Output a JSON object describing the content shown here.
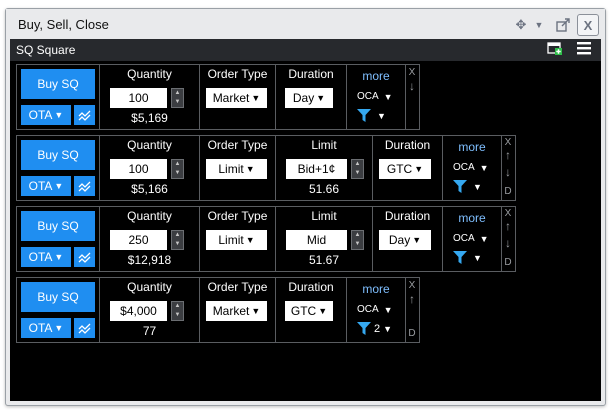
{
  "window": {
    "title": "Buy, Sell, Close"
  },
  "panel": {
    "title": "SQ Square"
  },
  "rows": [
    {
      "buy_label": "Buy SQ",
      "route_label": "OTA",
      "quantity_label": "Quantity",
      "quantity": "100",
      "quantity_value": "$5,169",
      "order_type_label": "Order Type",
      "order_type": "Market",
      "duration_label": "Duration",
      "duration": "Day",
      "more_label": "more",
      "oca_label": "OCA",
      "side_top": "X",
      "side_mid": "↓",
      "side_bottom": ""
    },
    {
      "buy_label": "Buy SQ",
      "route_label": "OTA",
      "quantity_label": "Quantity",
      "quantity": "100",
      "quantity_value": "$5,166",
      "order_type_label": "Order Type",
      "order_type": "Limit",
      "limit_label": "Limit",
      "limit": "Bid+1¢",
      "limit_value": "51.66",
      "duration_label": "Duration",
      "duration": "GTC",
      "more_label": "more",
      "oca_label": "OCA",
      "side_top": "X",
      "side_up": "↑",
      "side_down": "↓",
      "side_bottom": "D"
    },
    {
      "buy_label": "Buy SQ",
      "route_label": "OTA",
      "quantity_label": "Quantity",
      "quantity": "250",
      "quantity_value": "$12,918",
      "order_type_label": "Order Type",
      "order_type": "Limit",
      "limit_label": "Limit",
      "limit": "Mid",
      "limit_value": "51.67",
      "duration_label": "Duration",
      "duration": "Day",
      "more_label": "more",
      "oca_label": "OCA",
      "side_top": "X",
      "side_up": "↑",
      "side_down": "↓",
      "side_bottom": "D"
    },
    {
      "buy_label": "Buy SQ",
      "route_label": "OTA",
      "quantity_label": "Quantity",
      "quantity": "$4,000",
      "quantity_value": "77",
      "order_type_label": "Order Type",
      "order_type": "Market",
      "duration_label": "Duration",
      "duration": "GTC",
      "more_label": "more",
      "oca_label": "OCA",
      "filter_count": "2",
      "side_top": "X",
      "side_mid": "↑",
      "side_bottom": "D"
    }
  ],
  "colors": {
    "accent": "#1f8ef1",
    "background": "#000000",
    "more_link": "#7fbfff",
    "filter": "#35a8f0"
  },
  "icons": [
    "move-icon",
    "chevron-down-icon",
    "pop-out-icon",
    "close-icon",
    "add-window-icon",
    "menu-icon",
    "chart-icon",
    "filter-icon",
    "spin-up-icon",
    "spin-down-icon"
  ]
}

----------------

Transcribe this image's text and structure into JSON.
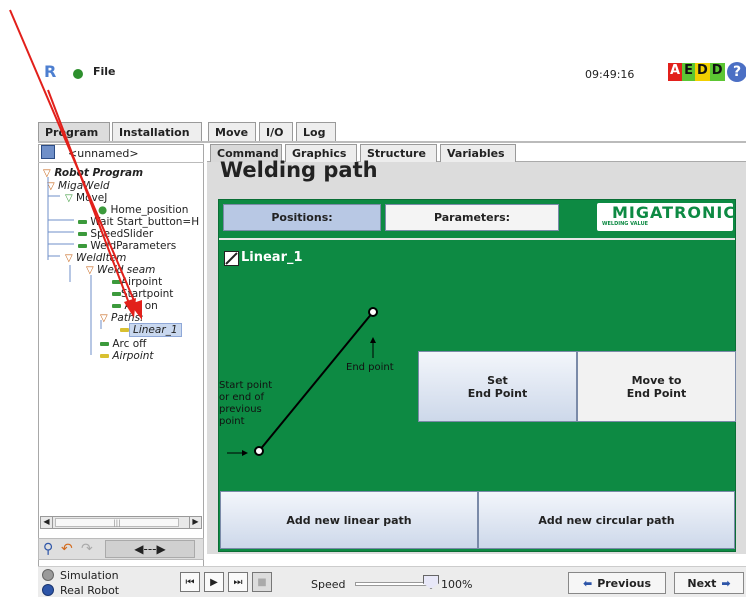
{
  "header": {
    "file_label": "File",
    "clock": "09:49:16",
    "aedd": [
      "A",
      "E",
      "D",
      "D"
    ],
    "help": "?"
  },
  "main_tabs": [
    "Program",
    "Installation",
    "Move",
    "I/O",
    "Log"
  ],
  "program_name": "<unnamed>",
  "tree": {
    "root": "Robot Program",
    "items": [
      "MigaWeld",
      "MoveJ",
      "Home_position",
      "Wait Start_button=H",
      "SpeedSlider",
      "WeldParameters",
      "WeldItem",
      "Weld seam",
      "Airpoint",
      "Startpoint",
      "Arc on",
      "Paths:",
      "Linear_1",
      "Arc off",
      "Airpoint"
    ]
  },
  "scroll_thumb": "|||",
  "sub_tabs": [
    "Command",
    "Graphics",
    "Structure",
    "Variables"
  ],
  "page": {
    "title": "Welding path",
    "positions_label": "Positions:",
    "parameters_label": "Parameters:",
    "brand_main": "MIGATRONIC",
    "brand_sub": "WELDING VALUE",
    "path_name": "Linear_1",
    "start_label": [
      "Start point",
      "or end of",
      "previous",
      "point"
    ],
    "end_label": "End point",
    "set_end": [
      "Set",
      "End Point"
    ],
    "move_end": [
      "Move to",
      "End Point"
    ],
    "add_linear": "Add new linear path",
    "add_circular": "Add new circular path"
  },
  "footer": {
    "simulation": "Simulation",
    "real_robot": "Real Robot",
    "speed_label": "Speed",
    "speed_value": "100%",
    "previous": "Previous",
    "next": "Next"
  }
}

----------------

Filter the entries and copy out every line with the word "Robot".

    "root": "Robot Program",
    "real_robot": "Real Robot",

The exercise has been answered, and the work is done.